Data section –
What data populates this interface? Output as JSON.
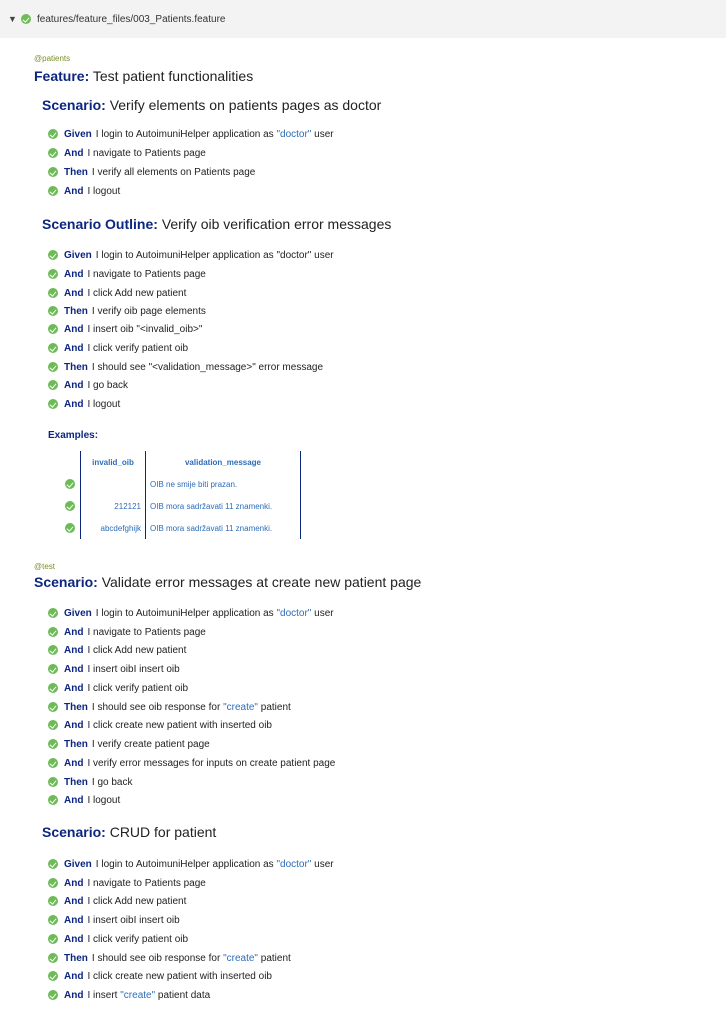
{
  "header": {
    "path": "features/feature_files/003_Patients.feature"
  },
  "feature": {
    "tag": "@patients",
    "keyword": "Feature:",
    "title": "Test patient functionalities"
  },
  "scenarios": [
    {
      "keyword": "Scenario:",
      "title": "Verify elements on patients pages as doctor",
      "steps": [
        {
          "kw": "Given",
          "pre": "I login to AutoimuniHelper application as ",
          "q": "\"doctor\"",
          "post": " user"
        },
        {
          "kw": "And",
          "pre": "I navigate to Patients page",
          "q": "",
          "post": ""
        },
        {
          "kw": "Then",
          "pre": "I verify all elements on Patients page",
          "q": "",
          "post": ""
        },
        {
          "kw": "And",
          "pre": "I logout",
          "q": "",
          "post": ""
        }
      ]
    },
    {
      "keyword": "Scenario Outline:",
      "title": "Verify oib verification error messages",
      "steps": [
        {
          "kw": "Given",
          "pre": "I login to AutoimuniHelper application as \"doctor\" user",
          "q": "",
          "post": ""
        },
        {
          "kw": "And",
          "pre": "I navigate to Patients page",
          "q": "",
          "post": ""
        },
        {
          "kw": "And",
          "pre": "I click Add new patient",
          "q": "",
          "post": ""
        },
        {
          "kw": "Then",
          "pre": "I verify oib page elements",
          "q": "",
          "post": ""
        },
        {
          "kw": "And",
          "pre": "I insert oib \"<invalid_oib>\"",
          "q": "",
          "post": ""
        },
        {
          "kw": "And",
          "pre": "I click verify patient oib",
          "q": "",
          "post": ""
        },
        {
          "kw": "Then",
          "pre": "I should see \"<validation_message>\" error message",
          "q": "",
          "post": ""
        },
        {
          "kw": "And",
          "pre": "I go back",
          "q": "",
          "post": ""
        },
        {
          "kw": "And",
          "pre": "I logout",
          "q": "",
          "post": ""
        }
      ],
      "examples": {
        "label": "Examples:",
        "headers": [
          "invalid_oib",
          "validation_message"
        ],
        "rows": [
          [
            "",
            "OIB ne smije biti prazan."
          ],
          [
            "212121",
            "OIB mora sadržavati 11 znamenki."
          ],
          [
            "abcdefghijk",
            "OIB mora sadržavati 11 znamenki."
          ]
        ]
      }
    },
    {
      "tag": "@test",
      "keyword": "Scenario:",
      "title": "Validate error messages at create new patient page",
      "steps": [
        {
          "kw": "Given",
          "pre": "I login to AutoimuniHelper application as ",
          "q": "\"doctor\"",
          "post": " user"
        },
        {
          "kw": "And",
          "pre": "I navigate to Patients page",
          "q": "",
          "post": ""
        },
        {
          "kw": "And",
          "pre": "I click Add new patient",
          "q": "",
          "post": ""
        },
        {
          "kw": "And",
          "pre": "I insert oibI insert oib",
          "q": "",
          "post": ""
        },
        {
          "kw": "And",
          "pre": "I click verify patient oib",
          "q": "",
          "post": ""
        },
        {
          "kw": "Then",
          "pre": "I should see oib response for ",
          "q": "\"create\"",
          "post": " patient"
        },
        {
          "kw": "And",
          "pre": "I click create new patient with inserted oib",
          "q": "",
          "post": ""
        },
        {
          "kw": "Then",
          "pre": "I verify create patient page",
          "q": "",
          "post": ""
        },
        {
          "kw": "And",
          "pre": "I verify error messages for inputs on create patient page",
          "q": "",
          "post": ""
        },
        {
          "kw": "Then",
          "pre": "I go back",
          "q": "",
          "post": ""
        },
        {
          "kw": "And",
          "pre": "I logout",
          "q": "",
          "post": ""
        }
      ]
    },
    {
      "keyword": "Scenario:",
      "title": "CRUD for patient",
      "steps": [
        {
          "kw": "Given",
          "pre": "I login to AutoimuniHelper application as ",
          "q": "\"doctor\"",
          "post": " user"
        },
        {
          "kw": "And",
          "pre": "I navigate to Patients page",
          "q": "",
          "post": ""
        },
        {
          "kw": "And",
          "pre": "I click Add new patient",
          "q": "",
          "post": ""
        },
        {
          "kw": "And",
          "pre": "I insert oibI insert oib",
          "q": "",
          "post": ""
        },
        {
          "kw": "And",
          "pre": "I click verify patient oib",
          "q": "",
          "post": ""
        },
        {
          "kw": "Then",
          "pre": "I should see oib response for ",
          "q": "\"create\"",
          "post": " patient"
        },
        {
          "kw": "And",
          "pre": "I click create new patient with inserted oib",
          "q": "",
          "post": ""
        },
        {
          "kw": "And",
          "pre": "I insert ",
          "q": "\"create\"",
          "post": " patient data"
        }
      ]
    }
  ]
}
--
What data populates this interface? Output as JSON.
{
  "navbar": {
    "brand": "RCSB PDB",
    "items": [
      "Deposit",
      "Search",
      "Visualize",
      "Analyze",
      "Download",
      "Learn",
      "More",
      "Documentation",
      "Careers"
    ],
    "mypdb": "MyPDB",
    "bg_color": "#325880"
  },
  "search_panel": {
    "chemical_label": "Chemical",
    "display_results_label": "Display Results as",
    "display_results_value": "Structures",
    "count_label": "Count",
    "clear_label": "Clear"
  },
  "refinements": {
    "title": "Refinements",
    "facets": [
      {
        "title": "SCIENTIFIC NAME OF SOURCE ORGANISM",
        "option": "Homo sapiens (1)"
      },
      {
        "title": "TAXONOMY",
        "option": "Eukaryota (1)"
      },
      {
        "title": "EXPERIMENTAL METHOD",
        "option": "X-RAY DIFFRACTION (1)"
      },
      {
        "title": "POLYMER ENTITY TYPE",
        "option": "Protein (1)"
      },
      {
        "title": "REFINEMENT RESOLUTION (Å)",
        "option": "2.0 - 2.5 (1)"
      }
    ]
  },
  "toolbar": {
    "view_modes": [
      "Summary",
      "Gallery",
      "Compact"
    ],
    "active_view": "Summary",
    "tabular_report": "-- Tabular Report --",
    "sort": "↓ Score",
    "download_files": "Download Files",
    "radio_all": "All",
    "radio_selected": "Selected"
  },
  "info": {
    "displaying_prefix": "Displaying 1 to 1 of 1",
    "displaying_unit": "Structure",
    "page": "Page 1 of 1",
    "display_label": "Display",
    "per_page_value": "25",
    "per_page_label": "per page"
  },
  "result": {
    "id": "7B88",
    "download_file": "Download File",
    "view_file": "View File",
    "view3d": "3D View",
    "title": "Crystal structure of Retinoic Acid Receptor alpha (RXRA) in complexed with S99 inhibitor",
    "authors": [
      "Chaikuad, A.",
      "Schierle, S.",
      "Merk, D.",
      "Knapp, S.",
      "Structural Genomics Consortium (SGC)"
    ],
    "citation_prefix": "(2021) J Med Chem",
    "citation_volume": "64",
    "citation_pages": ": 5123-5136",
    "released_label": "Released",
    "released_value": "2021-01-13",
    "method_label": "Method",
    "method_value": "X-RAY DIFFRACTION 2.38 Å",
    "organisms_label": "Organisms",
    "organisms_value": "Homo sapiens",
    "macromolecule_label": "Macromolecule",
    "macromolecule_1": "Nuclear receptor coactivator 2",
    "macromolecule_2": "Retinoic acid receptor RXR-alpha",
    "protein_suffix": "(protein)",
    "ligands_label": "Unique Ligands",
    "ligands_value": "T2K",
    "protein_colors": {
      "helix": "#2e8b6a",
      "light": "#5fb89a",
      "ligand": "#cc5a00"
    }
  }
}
...
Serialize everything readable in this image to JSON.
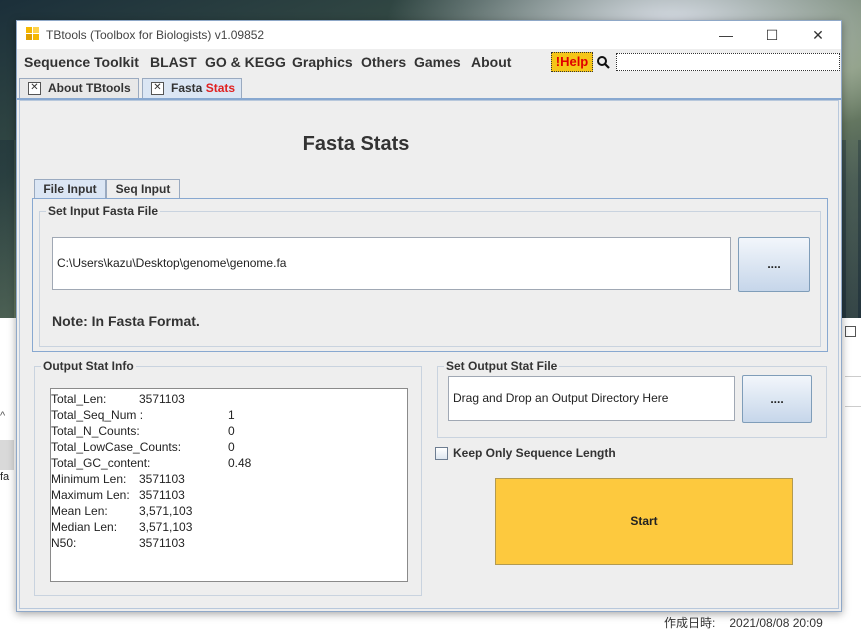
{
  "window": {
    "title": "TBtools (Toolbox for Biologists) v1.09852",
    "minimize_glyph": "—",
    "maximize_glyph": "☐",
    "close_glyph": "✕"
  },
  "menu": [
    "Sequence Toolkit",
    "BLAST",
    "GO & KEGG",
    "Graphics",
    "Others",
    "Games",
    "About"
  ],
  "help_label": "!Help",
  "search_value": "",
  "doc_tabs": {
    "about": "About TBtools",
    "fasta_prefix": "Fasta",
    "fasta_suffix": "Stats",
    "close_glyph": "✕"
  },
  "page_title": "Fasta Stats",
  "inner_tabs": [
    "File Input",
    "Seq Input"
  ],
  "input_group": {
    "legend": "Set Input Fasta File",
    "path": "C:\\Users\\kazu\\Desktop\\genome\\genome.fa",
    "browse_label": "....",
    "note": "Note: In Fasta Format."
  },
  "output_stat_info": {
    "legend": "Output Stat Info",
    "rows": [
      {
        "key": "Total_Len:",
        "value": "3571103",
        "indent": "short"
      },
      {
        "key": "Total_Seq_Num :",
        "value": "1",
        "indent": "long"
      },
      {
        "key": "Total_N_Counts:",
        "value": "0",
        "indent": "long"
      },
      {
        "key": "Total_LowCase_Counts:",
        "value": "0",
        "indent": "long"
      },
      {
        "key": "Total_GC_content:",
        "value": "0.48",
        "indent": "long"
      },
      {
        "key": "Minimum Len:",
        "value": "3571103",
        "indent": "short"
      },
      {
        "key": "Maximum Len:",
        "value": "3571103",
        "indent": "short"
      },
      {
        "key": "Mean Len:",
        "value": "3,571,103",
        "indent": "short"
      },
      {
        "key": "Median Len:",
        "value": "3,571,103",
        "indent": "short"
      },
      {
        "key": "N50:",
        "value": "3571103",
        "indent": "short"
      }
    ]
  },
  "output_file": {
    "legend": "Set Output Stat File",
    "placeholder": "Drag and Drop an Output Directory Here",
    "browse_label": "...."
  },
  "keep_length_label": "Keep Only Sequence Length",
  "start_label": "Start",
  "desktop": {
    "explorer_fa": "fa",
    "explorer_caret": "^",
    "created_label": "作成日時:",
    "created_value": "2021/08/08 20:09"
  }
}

What to work on –
Taking the records above as a whole, work out how many of their lines hold the word "option". The reply should be that number alone.

Solved exercise –
5